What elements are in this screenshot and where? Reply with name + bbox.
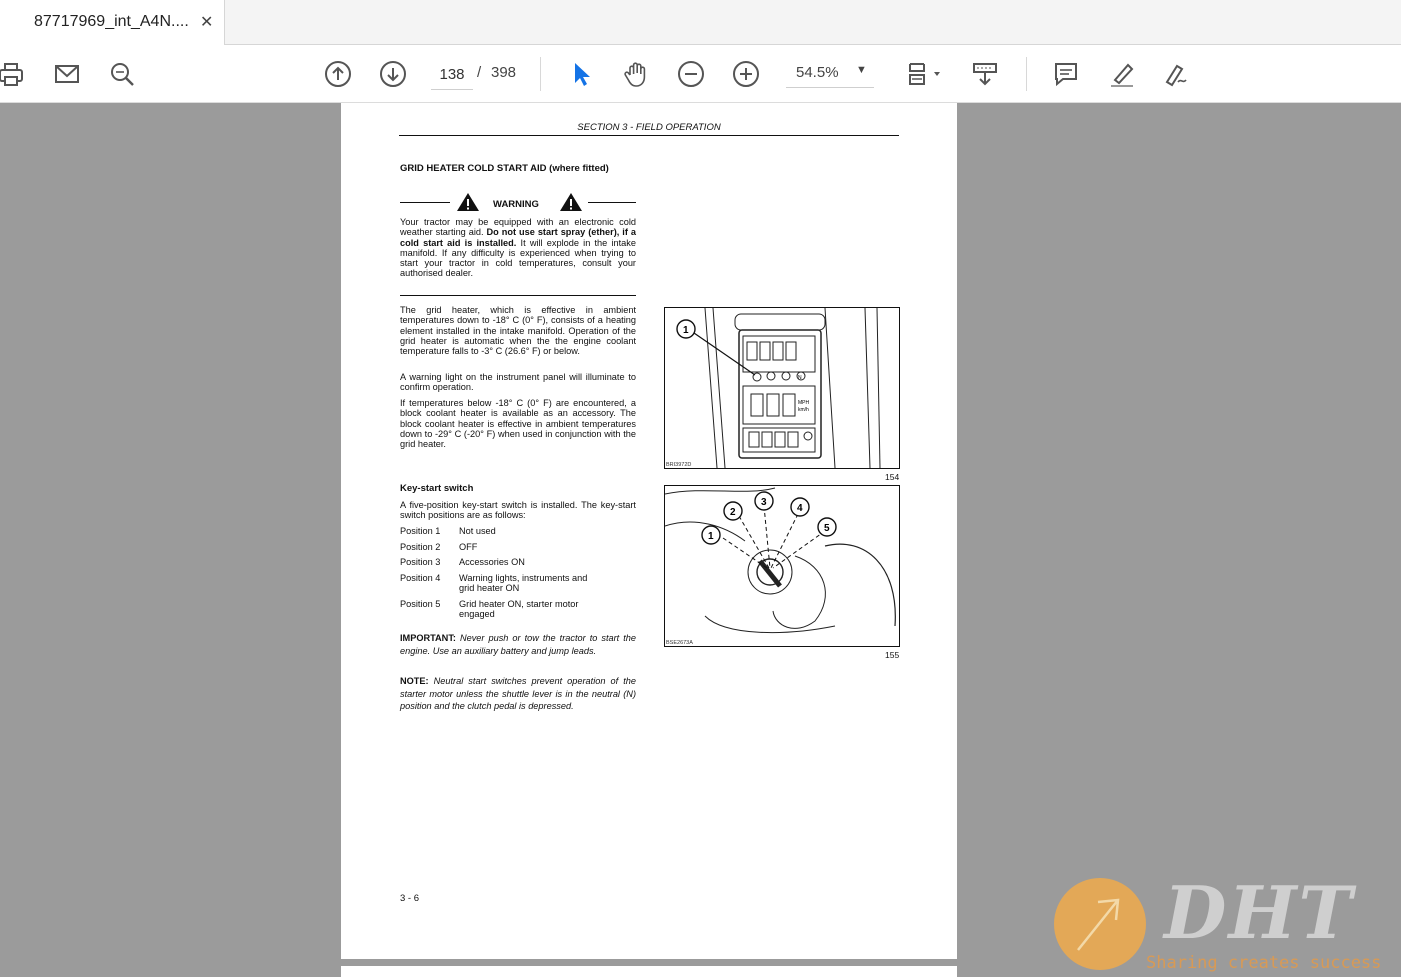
tab-bar: 87717969_int_A4N.... ✕ xyxy=(0,0,1401,45)
figure-callout: 3 xyxy=(761,497,767,508)
instrument-panel-figure: N MPH km/h 1 BRI3972D xyxy=(664,307,900,469)
zoom-out-icon[interactable] xyxy=(674,57,708,91)
fit-page-icon[interactable] xyxy=(898,57,946,91)
previous-page-icon[interactable] xyxy=(321,57,355,91)
figure-callout: 5 xyxy=(824,523,830,534)
select-cursor-icon[interactable] xyxy=(564,57,598,91)
key-switch-illustration: 1 2 3 4 5 xyxy=(665,487,896,634)
key-switch-figure: 1 2 3 4 5 BSE2673A xyxy=(664,485,900,647)
figure-number: 154 xyxy=(885,472,900,482)
instrument-panel-illustration: N MPH km/h 1 xyxy=(676,308,881,468)
page-total: 398 xyxy=(491,64,517,81)
tab-close-icon[interactable]: ✕ xyxy=(200,12,213,32)
neutral-indicator-label: N xyxy=(798,375,802,381)
figure-code: BRI3972D xyxy=(666,462,692,468)
header-rule xyxy=(399,135,899,136)
page-number: 3 - 6 xyxy=(400,893,420,904)
figure-callout: 2 xyxy=(730,507,736,518)
keystart-heading: Key-start switch xyxy=(400,483,474,494)
neutral-start-note: NOTE: Neutral start switches prevent ope… xyxy=(400,676,636,711)
warning-label: WARNING xyxy=(493,199,539,210)
hand-tool-icon[interactable] xyxy=(619,57,653,91)
block-heater-paragraph: If temperatures below -18° C (0° F) are … xyxy=(400,398,636,450)
next-page-icon[interactable] xyxy=(376,57,410,91)
warning-banner: WARNING xyxy=(400,192,636,214)
warning-light-paragraph: A warning light on the instrument panel … xyxy=(400,372,636,393)
grid-heater-paragraph: The grid heater, which is effective in a… xyxy=(400,305,636,357)
toolbar-divider xyxy=(540,57,541,91)
scroll-mode-icon[interactable] xyxy=(968,57,1002,91)
highlight-pen-icon[interactable] xyxy=(1105,57,1139,91)
zoom-in-icon[interactable] xyxy=(729,57,763,91)
watermark-text: DHT xyxy=(1164,870,1355,955)
zoom-value: 54.5% xyxy=(796,64,839,81)
page-separator: / xyxy=(477,64,482,81)
page-header: SECTION 3 - FIELD OPERATION xyxy=(577,122,721,133)
chevron-down-icon: ▼ xyxy=(856,64,867,76)
warning-triangle-icon xyxy=(560,193,582,211)
warning-end-rule xyxy=(400,295,636,296)
keystart-intro: A five-position key-start switch is inst… xyxy=(400,500,636,521)
print-icon[interactable] xyxy=(0,57,28,91)
warning-triangle-icon xyxy=(457,193,479,211)
watermark-logo xyxy=(1054,878,1146,970)
section-heading: GRID HEATER COLD START AID (where fitted… xyxy=(400,163,609,174)
tab-title: 87717969_int_A4N.... xyxy=(34,13,189,30)
email-icon[interactable] xyxy=(50,57,84,91)
document-tab[interactable]: 87717969_int_A4N.... ✕ xyxy=(0,0,225,45)
page-number-input[interactable] xyxy=(431,59,473,90)
document-page: SECTION 3 - FIELD OPERATION GRID HEATER … xyxy=(341,103,957,959)
mph-label: MPH xyxy=(798,400,810,406)
kmh-label: km/h xyxy=(798,407,809,413)
zoom-level-dropdown[interactable]: 54.5% ▼ xyxy=(786,59,874,88)
comment-icon[interactable] xyxy=(1049,57,1083,91)
warning-rule-right xyxy=(588,202,636,203)
warning-rule-left xyxy=(400,202,450,203)
next-document-page xyxy=(341,966,957,977)
sign-icon[interactable] xyxy=(1159,57,1193,91)
watermark: DHT Sharing creates success xyxy=(1052,870,1401,977)
zoom-search-icon[interactable] xyxy=(105,57,139,91)
watermark-subtitle: Sharing creates success xyxy=(1146,953,1382,973)
important-note: IMPORTANT: Never push or tow the tractor… xyxy=(400,633,636,656)
warning-paragraph: Your tractor may be equipped with an ele… xyxy=(400,217,636,279)
figure-callout: 1 xyxy=(708,531,714,542)
toolbar: / 398 54.5% ▼ xyxy=(0,45,1401,103)
figure-number: 155 xyxy=(885,650,900,660)
toolbar-divider xyxy=(1026,57,1027,91)
figure-callout: 4 xyxy=(797,503,803,514)
figure-code: BSE2673A xyxy=(666,640,693,646)
figure-callout: 1 xyxy=(683,325,689,336)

-*-*-

EXERCISE OBJECTIVE:
Repeat all the items above with each "figure-callout" swapped for "diagram-label" and nothing else changed. Leave the pictures out.

SOLUTION FOR THIS TASK:
What elements are in this screenshot and where? Reply with name + bbox.
tab-bar: 87717969_int_A4N.... ✕ xyxy=(0,0,1401,45)
diagram-label: 3 xyxy=(761,497,767,508)
instrument-panel-figure: N MPH km/h 1 BRI3972D xyxy=(664,307,900,469)
zoom-out-icon[interactable] xyxy=(674,57,708,91)
fit-page-icon[interactable] xyxy=(898,57,946,91)
previous-page-icon[interactable] xyxy=(321,57,355,91)
diagram-label: 5 xyxy=(824,523,830,534)
select-cursor-icon[interactable] xyxy=(564,57,598,91)
key-switch-illustration: 1 2 3 4 5 xyxy=(665,487,896,634)
key-switch-figure: 1 2 3 4 5 BSE2673A xyxy=(664,485,900,647)
figure-number: 154 xyxy=(885,472,900,482)
instrument-panel-illustration: N MPH km/h 1 xyxy=(676,308,881,468)
page-total: 398 xyxy=(491,64,517,81)
tab-close-icon[interactable]: ✕ xyxy=(200,12,213,32)
neutral-indicator-label: N xyxy=(798,375,802,381)
figure-code: BRI3972D xyxy=(666,462,692,468)
header-rule xyxy=(399,135,899,136)
page-number: 3 - 6 xyxy=(400,893,420,904)
diagram-label: 2 xyxy=(730,507,736,518)
keystart-heading: Key-start switch xyxy=(400,483,474,494)
neutral-start-note: NOTE: Neutral start switches prevent ope… xyxy=(400,676,636,711)
warning-label: WARNING xyxy=(493,199,539,210)
hand-tool-icon[interactable] xyxy=(619,57,653,91)
block-heater-paragraph: If temperatures below -18° C (0° F) are … xyxy=(400,398,636,450)
next-page-icon[interactable] xyxy=(376,57,410,91)
warning-banner: WARNING xyxy=(400,192,636,214)
warning-light-paragraph: A warning light on the instrument panel … xyxy=(400,372,636,393)
grid-heater-paragraph: The grid heater, which is effective in a… xyxy=(400,305,636,357)
toolbar-divider xyxy=(540,57,541,91)
scroll-mode-icon[interactable] xyxy=(968,57,1002,91)
highlight-pen-icon[interactable] xyxy=(1105,57,1139,91)
zoom-in-icon[interactable] xyxy=(729,57,763,91)
watermark-text: DHT xyxy=(1164,870,1355,955)
zoom-value: 54.5% xyxy=(796,64,839,81)
page-separator: / xyxy=(477,64,482,81)
page-header: SECTION 3 - FIELD OPERATION xyxy=(577,122,721,133)
chevron-down-icon: ▼ xyxy=(856,64,867,76)
warning-triangle-icon xyxy=(560,193,582,211)
warning-end-rule xyxy=(400,295,636,296)
keystart-intro: A five-position key-start switch is inst… xyxy=(400,500,636,521)
print-icon[interactable] xyxy=(0,57,28,91)
warning-triangle-icon xyxy=(457,193,479,211)
watermark-logo xyxy=(1054,878,1146,970)
section-heading: GRID HEATER COLD START AID (where fitted… xyxy=(400,163,609,174)
tab-title: 87717969_int_A4N.... xyxy=(34,13,189,30)
email-icon[interactable] xyxy=(50,57,84,91)
document-tab[interactable]: 87717969_int_A4N.... ✕ xyxy=(0,0,225,45)
page-number-input[interactable] xyxy=(431,59,473,90)
document-page: SECTION 3 - FIELD OPERATION GRID HEATER … xyxy=(341,103,957,959)
mph-label: MPH xyxy=(798,400,810,406)
kmh-label: km/h xyxy=(798,407,809,413)
zoom-level-dropdown[interactable]: 54.5% ▼ xyxy=(786,59,874,88)
comment-icon[interactable] xyxy=(1049,57,1083,91)
warning-rule-right xyxy=(588,202,636,203)
warning-rule-left xyxy=(400,202,450,203)
next-document-page xyxy=(341,966,957,977)
sign-icon[interactable] xyxy=(1159,57,1193,91)
watermark: DHT Sharing creates success xyxy=(1052,870,1401,977)
zoom-search-icon[interactable] xyxy=(105,57,139,91)
watermark-subtitle: Sharing creates success xyxy=(1146,953,1382,973)
important-note: IMPORTANT: Never push or tow the tractor… xyxy=(400,633,636,656)
warning-paragraph: Your tractor may be equipped with an ele… xyxy=(400,217,636,279)
diagram-label: 1 xyxy=(708,531,714,542)
toolbar: / 398 54.5% ▼ xyxy=(0,45,1401,103)
figure-number: 155 xyxy=(885,650,900,660)
toolbar-divider xyxy=(1026,57,1027,91)
diagram-label: 4 xyxy=(797,503,803,514)
figure-code: BSE2673A xyxy=(666,640,693,646)
diagram-label: 1 xyxy=(683,325,689,336)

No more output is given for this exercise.